### Instruction:
Your task is to output the entries below word for word.

### Records that describe figures:

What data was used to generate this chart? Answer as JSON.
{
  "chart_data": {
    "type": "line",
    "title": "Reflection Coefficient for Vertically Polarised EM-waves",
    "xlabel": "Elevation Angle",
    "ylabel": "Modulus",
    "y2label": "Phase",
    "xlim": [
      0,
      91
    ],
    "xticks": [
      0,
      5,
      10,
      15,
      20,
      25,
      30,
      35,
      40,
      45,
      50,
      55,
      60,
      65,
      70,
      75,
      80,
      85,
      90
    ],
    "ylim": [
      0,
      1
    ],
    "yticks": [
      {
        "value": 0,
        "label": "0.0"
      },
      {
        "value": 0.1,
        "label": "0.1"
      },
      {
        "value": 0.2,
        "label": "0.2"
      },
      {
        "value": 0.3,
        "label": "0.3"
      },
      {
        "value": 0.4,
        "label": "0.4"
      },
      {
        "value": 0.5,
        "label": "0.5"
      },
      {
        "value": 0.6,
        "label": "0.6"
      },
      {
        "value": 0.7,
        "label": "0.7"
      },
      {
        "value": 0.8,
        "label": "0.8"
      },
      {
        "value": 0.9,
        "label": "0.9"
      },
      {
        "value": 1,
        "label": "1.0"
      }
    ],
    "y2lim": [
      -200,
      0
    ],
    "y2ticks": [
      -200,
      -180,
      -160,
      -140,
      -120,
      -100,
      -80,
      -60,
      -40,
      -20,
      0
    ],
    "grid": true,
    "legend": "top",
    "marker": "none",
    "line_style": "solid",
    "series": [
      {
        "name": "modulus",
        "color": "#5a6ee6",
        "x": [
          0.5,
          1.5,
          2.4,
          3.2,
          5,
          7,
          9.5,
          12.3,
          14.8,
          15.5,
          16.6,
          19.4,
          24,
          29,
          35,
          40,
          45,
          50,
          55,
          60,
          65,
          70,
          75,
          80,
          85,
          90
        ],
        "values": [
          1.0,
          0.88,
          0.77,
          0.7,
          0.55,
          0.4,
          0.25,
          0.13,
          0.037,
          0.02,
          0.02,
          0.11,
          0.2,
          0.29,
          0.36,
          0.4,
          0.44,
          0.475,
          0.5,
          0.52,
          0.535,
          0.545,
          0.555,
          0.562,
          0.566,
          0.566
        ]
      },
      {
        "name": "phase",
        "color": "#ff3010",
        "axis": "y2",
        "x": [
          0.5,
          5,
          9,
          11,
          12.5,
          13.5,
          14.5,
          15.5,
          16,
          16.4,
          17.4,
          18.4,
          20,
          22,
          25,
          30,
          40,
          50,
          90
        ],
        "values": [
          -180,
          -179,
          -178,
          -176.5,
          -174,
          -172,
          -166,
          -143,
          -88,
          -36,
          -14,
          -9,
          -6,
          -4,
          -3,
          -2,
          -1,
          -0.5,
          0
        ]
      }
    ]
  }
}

### Answer to this exercise:
What data was used to generate this chart? Answer as JSON.
{
  "chart_data": {
    "type": "line",
    "title": "Reflection Coefficient for Vertically Polarised EM-waves",
    "xlabel": "Elevation Angle",
    "ylabel": "Modulus",
    "y2label": "Phase",
    "xlim": [
      0,
      91
    ],
    "xticks": [
      0,
      5,
      10,
      15,
      20,
      25,
      30,
      35,
      40,
      45,
      50,
      55,
      60,
      65,
      70,
      75,
      80,
      85,
      90
    ],
    "ylim": [
      0,
      1
    ],
    "yticks": [
      {
        "value": 0,
        "label": "0.0"
      },
      {
        "value": 0.1,
        "label": "0.1"
      },
      {
        "value": 0.2,
        "label": "0.2"
      },
      {
        "value": 0.3,
        "label": "0.3"
      },
      {
        "value": 0.4,
        "label": "0.4"
      },
      {
        "value": 0.5,
        "label": "0.5"
      },
      {
        "value": 0.6,
        "label": "0.6"
      },
      {
        "value": 0.7,
        "label": "0.7"
      },
      {
        "value": 0.8,
        "label": "0.8"
      },
      {
        "value": 0.9,
        "label": "0.9"
      },
      {
        "value": 1,
        "label": "1.0"
      }
    ],
    "y2lim": [
      -200,
      0
    ],
    "y2ticks": [
      -200,
      -180,
      -160,
      -140,
      -120,
      -100,
      -80,
      -60,
      -40,
      -20,
      0
    ],
    "grid": true,
    "legend": "top",
    "marker": "none",
    "line_style": "solid",
    "series": [
      {
        "name": "modulus",
        "color": "#5a6ee6",
        "x": [
          0.5,
          1.5,
          2.4,
          3.2,
          5,
          7,
          9.5,
          12.3,
          14.8,
          15.5,
          16.6,
          19.4,
          24,
          29,
          35,
          40,
          45,
          50,
          55,
          60,
          65,
          70,
          75,
          80,
          85,
          90
        ],
        "values": [
          1.0,
          0.88,
          0.77,
          0.7,
          0.55,
          0.4,
          0.25,
          0.13,
          0.037,
          0.02,
          0.02,
          0.11,
          0.2,
          0.29,
          0.36,
          0.4,
          0.44,
          0.475,
          0.5,
          0.52,
          0.535,
          0.545,
          0.555,
          0.562,
          0.566,
          0.566
        ]
      },
      {
        "name": "phase",
        "color": "#ff3010",
        "axis": "y2",
        "x": [
          0.5,
          5,
          9,
          11,
          12.5,
          13.5,
          14.5,
          15.5,
          16,
          16.4,
          17.4,
          18.4,
          20,
          22,
          25,
          30,
          40,
          50,
          90
        ],
        "values": [
          -180,
          -179,
          -178,
          -176.5,
          -174,
          -172,
          -166,
          -143,
          -88,
          -36,
          -14,
          -9,
          -6,
          -4,
          -3,
          -2,
          -1,
          -0.5,
          0
        ]
      }
    ]
  }
}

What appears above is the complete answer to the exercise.